◆ Problem description: Give again, word for word, only the lines from the one containing "Read this page and output its text content." through the final line.
═══ Records to use
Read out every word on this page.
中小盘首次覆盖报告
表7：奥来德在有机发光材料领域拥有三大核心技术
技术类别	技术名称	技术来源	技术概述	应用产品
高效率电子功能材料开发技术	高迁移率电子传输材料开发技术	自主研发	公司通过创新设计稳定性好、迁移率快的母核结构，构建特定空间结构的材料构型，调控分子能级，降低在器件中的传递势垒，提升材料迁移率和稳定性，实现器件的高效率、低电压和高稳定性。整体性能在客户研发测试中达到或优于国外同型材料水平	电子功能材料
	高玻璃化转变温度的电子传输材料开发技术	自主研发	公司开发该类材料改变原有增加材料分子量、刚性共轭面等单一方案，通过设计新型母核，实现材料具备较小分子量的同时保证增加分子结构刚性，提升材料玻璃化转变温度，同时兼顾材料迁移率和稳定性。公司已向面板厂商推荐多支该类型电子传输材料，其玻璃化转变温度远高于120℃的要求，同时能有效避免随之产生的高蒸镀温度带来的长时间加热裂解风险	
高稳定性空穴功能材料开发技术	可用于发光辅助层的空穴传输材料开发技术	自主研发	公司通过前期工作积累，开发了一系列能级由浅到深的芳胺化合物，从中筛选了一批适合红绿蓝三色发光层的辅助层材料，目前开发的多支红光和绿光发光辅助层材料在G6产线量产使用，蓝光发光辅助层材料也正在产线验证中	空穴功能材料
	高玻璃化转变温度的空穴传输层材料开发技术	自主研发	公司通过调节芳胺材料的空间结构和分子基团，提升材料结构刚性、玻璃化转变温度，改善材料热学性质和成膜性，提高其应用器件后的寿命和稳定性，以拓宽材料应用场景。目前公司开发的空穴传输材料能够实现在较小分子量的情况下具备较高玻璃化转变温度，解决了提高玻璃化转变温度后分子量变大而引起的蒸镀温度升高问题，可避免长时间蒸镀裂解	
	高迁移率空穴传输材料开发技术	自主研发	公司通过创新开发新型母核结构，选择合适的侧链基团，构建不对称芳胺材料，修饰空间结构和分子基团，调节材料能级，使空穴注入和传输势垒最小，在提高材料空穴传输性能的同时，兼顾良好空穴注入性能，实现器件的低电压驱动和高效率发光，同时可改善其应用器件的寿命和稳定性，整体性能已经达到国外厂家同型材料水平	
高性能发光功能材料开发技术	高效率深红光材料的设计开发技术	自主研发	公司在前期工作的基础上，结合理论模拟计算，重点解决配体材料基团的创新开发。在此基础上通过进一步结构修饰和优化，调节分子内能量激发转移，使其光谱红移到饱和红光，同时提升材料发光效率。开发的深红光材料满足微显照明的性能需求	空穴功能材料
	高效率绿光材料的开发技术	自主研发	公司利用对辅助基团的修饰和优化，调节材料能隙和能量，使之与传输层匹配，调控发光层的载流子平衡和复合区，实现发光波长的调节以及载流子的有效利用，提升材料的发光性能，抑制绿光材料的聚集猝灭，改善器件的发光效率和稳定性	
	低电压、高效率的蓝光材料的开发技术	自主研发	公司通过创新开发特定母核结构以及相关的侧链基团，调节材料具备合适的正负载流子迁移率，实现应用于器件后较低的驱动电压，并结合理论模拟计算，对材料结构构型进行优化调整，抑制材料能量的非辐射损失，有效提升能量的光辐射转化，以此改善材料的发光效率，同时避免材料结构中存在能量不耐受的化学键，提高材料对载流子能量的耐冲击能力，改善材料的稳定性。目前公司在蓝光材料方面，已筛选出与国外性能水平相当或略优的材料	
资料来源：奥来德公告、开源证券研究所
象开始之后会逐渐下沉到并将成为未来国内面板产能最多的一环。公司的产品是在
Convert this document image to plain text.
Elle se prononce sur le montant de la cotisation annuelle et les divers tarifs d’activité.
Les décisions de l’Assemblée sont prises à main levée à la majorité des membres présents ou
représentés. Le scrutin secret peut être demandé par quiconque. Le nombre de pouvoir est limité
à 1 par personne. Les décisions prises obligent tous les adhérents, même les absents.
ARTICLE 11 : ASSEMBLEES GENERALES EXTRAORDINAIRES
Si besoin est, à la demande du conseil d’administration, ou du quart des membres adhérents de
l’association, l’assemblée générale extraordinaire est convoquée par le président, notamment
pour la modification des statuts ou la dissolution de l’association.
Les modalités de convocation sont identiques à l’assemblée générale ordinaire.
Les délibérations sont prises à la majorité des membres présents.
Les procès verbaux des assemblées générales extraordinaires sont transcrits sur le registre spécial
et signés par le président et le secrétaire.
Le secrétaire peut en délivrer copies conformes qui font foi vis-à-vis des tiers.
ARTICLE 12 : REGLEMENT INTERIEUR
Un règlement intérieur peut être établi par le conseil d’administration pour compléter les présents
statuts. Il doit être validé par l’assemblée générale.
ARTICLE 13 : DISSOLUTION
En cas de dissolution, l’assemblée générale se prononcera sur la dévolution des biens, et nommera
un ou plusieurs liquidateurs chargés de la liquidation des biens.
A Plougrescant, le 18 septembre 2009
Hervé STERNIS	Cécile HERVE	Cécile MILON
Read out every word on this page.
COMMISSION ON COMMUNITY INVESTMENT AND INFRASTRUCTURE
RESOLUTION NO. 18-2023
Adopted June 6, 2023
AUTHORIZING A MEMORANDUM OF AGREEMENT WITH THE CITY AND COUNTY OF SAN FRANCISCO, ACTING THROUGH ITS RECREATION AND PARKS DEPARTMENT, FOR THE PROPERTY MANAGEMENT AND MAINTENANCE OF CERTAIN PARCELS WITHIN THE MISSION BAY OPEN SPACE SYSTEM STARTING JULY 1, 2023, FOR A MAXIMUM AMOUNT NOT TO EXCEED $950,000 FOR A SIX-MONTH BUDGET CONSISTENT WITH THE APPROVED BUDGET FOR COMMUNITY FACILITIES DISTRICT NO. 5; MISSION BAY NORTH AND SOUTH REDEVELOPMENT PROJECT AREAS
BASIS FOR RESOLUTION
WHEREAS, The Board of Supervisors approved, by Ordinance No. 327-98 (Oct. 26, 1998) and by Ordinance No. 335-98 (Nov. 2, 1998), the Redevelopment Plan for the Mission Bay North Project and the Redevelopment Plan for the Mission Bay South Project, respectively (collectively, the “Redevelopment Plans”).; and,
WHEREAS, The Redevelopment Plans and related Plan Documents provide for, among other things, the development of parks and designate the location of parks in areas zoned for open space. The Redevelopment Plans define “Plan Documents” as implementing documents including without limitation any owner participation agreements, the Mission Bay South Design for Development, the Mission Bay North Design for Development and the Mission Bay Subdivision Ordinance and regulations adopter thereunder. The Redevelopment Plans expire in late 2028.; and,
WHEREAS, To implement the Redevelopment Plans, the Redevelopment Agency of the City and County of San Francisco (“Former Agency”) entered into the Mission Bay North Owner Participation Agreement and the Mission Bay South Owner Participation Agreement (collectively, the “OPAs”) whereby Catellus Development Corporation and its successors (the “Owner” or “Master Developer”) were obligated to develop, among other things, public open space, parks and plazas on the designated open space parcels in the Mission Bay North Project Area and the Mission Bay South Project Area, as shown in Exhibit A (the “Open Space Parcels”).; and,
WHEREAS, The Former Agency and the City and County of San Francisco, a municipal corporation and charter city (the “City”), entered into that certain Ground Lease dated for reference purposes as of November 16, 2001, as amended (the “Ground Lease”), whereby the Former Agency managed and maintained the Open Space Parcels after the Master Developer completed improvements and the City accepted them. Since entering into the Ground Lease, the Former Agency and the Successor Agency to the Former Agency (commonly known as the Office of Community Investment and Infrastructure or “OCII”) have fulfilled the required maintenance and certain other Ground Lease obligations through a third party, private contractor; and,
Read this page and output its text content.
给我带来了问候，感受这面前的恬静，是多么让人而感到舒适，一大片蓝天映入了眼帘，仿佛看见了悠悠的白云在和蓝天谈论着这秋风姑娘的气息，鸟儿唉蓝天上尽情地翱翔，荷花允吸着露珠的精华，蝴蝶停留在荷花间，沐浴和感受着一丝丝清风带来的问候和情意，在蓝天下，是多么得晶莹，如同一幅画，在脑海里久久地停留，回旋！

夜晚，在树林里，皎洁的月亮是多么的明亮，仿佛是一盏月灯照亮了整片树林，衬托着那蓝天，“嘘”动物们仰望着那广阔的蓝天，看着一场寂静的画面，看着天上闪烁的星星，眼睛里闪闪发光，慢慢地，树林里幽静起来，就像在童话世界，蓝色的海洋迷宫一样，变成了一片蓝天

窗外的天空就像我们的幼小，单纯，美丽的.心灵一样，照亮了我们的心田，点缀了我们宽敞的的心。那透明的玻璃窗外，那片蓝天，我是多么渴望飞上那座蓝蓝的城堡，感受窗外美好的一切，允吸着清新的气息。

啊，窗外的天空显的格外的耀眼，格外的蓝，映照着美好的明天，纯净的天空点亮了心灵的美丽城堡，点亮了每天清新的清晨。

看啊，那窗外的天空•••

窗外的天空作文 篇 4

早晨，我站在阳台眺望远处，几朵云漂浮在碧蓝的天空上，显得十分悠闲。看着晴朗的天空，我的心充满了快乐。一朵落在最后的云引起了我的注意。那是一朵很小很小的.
══════
◆ Task answer:
Read this page and output its text content.
给我带来了问候，感受这面前的恬静，是多么让人而感到舒适，一大片蓝天映入了眼帘，仿佛看见了悠悠的白云在和蓝天谈论着这秋风姑娘的气息，鸟儿唉蓝天上尽情地翱翔，荷花允吸着露珠的精华，蝴蝶停留在荷花间，沐浴和感受着一丝丝清风带来的问候和情意，在蓝天下，是多么得晶莹，如同一幅画，在脑海里久久地停留，回旋！

夜晚，在树林里，皎洁的月亮是多么的明亮，仿佛是一盏月灯照亮了整片树林，衬托着那蓝天，“嘘”动物们仰望着那广阔的蓝天，看着一场寂静的画面，看着天上闪烁的星星，眼睛里闪闪发光，慢慢地，树林里幽静起来，就像在童话世界，蓝色的海洋迷宫一样，变成了一片蓝天

窗外的天空就像我们的幼小，单纯，美丽的.心灵一样，照亮了我们的心田，点缀了我们宽敞的的心。那透明的玻璃窗外，那片蓝天，我是多么渴望飞上那座蓝蓝的城堡，感受窗外美好的一切，允吸着清新的气息。

啊，窗外的天空显的格外的耀眼，格外的蓝，映照着美好的明天，纯净的天空点亮了心灵的美丽城堡，点亮了每天清新的清晨。

看啊，那窗外的天空•••

窗外的天空作文 篇 4

早晨，我站在阳台眺望远处，几朵云漂浮在碧蓝的天空上，显得十分悠闲。看着晴朗的天空，我的心充满了快乐。一朵落在最后的云引起了我的注意。那是一朵很小很小的.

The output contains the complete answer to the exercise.